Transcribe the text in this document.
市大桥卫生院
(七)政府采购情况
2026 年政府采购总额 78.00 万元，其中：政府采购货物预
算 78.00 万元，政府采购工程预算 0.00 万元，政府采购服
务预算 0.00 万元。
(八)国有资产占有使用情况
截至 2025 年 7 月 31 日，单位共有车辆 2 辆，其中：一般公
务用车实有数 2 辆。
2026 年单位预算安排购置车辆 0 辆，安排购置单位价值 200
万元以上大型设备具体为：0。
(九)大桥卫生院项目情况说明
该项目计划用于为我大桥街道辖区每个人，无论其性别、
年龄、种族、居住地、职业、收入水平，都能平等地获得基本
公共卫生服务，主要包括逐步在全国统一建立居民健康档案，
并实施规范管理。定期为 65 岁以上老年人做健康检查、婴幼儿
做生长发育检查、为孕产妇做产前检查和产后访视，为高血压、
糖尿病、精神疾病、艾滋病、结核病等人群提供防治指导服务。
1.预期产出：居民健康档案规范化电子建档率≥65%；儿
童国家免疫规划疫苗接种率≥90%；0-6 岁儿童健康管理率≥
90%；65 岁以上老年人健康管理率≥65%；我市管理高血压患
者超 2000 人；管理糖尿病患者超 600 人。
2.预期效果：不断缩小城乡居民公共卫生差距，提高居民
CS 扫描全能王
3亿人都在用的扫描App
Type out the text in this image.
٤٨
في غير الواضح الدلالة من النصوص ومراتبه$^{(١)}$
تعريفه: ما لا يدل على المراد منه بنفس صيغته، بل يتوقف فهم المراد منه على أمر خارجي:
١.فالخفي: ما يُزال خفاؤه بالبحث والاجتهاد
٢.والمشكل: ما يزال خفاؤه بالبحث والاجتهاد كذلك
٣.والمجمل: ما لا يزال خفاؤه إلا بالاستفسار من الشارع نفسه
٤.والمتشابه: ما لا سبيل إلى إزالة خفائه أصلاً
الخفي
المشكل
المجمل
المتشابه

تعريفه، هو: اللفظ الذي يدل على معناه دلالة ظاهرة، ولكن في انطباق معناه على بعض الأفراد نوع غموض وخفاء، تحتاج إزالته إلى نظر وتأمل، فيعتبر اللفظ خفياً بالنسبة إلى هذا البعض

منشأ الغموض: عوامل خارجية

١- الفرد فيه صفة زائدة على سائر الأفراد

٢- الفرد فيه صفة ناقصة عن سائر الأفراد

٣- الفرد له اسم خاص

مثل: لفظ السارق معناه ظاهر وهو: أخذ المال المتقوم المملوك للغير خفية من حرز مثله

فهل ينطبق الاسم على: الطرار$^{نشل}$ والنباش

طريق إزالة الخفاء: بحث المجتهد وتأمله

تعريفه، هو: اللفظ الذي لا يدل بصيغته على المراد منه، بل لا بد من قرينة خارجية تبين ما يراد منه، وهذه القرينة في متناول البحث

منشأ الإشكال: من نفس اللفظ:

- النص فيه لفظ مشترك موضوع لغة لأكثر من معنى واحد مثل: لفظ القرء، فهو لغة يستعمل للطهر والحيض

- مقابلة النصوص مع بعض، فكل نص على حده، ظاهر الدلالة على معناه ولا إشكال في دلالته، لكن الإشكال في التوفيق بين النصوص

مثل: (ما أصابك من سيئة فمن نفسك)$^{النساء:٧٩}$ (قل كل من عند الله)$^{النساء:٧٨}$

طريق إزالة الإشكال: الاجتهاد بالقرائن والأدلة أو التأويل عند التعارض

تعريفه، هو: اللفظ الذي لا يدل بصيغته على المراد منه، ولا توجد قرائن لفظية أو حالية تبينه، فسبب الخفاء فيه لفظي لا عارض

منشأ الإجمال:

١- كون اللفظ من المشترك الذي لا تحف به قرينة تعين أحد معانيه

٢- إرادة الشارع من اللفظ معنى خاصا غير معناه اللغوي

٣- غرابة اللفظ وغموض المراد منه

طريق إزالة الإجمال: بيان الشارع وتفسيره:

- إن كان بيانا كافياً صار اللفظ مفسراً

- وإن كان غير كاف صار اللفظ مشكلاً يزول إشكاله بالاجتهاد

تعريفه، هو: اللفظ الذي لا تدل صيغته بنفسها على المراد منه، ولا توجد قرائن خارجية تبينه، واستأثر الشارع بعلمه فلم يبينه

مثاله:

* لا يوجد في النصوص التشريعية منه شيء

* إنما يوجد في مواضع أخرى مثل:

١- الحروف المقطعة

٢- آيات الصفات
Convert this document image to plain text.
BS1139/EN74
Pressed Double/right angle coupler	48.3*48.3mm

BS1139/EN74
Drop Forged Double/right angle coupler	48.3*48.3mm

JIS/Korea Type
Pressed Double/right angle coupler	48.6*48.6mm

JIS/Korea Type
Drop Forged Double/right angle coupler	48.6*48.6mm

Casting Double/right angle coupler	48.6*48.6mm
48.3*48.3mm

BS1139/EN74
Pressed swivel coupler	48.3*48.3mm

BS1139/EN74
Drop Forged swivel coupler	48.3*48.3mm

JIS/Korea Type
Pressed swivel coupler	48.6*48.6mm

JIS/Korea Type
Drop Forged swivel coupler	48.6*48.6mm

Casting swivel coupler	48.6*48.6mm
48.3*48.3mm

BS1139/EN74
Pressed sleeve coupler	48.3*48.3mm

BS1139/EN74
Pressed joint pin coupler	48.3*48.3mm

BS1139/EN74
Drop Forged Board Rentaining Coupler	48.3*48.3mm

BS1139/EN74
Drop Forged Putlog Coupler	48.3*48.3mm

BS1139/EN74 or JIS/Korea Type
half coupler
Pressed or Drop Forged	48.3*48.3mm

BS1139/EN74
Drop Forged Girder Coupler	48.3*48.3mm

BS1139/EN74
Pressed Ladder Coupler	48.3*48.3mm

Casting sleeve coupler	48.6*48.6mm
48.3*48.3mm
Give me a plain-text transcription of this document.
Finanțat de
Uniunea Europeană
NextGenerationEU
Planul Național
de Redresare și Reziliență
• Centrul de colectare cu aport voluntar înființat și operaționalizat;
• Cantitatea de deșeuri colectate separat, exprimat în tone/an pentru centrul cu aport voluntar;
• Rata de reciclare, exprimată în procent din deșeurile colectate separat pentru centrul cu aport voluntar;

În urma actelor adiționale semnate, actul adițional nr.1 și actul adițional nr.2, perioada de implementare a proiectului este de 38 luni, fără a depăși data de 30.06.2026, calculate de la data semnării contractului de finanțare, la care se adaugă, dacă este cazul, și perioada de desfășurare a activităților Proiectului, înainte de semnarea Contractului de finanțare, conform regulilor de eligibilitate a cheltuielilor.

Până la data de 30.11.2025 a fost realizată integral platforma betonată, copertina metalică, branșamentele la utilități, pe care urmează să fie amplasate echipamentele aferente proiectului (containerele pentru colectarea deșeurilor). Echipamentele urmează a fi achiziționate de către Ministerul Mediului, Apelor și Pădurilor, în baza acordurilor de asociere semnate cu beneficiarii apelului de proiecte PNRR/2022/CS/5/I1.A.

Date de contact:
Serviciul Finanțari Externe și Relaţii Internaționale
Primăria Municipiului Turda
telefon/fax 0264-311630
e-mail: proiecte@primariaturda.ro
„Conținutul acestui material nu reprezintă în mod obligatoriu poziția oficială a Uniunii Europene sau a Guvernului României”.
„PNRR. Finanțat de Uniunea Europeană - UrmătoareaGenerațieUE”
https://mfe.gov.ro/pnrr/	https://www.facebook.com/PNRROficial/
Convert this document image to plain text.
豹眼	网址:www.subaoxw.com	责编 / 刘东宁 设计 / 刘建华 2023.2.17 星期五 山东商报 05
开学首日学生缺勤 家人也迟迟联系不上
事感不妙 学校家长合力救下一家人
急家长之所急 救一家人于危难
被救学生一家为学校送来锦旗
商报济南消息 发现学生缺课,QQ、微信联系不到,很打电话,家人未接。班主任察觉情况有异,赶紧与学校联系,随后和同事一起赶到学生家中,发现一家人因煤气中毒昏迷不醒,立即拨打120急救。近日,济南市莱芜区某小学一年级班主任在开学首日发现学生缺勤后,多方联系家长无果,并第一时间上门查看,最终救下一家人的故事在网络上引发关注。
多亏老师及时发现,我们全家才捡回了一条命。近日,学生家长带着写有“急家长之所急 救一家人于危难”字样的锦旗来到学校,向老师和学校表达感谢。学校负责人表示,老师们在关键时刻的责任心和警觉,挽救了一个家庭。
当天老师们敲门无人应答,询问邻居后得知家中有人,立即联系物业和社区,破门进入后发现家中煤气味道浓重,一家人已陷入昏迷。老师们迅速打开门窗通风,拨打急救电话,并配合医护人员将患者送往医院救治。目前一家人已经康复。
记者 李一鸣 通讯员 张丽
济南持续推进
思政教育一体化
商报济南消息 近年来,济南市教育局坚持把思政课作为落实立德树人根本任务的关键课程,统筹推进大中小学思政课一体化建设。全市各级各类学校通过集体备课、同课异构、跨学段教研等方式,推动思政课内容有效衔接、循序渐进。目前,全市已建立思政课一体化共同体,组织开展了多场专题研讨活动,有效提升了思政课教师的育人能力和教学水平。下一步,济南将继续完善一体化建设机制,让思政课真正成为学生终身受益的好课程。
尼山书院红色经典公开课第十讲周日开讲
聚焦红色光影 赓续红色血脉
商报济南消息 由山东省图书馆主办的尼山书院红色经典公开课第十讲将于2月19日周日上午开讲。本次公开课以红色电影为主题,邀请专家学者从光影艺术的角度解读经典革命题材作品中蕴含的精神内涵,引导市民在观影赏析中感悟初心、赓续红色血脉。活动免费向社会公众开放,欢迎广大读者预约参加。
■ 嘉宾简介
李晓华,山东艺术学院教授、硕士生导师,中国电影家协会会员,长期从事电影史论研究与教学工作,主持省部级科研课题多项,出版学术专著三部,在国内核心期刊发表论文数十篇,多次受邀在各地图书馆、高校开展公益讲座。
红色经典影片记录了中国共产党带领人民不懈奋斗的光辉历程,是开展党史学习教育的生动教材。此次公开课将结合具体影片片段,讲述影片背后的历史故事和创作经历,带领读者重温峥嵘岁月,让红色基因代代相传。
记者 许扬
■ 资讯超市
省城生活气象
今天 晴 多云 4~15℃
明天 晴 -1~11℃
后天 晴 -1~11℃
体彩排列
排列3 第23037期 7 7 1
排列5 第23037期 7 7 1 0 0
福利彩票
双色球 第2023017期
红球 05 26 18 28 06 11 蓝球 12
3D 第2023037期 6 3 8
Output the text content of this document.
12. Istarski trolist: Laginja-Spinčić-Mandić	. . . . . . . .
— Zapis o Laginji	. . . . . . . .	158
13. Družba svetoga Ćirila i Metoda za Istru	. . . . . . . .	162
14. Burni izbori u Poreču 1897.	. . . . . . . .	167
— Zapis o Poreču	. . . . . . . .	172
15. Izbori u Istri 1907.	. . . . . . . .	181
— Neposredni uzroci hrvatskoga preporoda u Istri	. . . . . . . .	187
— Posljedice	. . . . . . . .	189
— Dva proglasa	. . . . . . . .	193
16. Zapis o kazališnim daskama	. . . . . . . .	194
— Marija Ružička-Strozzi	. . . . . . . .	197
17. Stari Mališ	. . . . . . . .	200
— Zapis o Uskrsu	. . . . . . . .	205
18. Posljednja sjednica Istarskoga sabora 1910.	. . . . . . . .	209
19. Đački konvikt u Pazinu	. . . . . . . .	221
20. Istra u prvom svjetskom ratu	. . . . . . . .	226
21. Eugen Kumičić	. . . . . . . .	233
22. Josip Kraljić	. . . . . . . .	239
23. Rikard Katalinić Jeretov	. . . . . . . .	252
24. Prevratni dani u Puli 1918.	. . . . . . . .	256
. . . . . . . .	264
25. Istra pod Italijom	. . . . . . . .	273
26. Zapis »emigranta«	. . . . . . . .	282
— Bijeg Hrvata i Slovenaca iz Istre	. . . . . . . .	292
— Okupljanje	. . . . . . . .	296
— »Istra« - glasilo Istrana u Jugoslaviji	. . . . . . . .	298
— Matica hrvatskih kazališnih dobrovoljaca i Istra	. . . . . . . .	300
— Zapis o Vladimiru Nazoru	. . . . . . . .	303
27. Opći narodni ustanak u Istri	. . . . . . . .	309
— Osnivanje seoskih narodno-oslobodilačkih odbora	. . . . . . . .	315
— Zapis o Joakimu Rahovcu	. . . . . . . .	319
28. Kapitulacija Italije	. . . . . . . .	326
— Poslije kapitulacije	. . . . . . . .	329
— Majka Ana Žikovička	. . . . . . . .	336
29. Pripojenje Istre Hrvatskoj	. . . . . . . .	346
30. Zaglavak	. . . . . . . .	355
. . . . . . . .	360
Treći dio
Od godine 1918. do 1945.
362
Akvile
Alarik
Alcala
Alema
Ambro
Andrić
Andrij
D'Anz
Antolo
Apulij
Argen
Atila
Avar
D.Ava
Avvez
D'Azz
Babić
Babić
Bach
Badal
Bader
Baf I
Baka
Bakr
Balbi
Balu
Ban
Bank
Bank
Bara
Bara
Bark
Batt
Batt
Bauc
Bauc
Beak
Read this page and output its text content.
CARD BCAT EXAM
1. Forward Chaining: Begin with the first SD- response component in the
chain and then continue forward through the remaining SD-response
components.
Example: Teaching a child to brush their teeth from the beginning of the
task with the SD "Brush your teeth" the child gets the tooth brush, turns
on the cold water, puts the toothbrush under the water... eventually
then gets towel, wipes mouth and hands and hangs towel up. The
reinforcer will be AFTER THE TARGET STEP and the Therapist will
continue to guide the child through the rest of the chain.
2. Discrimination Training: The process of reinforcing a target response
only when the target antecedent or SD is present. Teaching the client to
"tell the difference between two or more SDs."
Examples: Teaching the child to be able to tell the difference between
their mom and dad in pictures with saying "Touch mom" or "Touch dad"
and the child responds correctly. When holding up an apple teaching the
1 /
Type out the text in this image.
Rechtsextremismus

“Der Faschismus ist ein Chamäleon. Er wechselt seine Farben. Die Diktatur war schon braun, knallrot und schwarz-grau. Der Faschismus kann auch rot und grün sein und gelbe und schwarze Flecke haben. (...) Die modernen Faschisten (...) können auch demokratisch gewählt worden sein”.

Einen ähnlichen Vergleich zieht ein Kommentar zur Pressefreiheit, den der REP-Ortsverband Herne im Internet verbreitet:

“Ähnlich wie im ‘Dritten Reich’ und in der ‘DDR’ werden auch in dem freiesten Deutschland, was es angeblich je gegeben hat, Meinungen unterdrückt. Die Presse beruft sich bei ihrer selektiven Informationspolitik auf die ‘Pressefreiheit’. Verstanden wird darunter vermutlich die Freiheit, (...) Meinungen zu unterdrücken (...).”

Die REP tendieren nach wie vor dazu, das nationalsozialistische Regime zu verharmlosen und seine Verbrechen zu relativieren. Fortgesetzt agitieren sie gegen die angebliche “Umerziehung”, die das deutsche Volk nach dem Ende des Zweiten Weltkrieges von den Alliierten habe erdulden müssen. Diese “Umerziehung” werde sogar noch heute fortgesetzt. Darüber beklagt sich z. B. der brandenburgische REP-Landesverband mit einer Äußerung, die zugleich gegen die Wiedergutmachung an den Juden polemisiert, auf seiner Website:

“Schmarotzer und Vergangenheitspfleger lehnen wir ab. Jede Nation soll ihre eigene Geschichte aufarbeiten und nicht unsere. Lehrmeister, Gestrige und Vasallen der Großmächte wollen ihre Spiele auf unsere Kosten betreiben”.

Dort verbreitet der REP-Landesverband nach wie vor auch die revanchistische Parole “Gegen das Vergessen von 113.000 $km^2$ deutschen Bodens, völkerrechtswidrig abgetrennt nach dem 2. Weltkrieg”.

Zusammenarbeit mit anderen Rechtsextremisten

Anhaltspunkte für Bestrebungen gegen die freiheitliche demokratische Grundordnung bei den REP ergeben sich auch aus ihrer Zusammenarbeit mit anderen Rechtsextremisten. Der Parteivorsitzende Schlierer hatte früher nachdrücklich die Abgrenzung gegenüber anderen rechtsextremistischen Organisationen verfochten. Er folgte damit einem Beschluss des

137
● ● ● ● ●
_What you need to do:_
Check every line of the data above for the string "الفرد", and copy those that have it.

_Exercise solution:_
١- الفرد فيه صفة زائدة على سائر الأفراد
٢- الفرد فيه صفة ناقصة عن سائر الأفراد
٣- الفرد له اسم خاص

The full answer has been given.